● **WRITTEN PROBLEM**
Extract exactly the range of lines bounded by the line containing "Output the text content of this document." and the final line of the listing, both ends included, and no other lines.

● **Collected data entries**

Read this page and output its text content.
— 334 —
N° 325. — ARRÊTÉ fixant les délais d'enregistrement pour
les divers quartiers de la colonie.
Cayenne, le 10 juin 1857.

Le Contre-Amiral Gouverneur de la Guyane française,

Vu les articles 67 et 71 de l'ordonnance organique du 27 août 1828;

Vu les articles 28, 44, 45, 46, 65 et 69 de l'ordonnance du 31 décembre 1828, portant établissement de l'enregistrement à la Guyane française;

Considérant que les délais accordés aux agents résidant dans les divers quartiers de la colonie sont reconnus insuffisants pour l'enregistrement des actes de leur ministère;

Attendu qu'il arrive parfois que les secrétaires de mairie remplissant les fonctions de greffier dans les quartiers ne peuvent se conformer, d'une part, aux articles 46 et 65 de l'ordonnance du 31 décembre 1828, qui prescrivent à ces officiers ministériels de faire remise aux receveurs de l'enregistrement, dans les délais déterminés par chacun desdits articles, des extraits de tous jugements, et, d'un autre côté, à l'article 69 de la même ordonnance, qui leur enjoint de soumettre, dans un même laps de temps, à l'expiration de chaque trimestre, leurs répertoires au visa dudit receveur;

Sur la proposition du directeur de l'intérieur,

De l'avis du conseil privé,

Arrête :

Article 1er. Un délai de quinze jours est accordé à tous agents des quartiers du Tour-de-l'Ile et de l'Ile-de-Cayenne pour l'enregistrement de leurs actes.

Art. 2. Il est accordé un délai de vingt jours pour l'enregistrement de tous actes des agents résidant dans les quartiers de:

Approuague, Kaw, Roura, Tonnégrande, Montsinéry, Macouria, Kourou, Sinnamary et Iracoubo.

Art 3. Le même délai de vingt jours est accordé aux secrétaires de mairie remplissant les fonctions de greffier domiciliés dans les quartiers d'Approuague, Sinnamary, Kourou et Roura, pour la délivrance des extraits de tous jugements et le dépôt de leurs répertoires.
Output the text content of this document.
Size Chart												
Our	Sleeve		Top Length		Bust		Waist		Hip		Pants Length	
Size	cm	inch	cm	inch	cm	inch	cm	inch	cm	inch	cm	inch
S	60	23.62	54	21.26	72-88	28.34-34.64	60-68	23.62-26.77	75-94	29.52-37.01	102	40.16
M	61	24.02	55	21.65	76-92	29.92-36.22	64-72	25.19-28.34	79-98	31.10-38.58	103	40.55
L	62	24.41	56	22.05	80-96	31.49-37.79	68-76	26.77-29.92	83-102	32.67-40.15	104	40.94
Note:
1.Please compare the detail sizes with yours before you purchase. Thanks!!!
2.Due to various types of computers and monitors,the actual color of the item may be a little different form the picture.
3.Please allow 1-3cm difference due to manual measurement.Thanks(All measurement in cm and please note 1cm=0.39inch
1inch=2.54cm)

● **REPLY**
Output the text content of this document.
Size Chart												
Our	Sleeve		Top Length		Bust		Waist		Hip		Pants Length	
Size	cm	inch	cm	inch	cm	inch	cm	inch	cm	inch	cm	inch
S	60	23.62	54	21.26	72-88	28.34-34.64	60-68	23.62-26.77	75-94	29.52-37.01	102	40.16
M	61	24.02	55	21.65	76-92	29.92-36.22	64-72	25.19-28.34	79-98	31.10-38.58	103	40.55
L	62	24.41	56	22.05	80-96	31.49-37.79	68-76	26.77-29.92	83-102	32.67-40.15	104	40.94
Note:
1.Please compare the detail sizes with yours before you purchase. Thanks!!!
2.Due to various types of computers and monitors,the actual color of the item may be a little different form the picture.
3.Please allow 1-3cm difference due to manual measurement.Thanks(All measurement in cm and please note 1cm=0.39inch
1inch=2.54cm)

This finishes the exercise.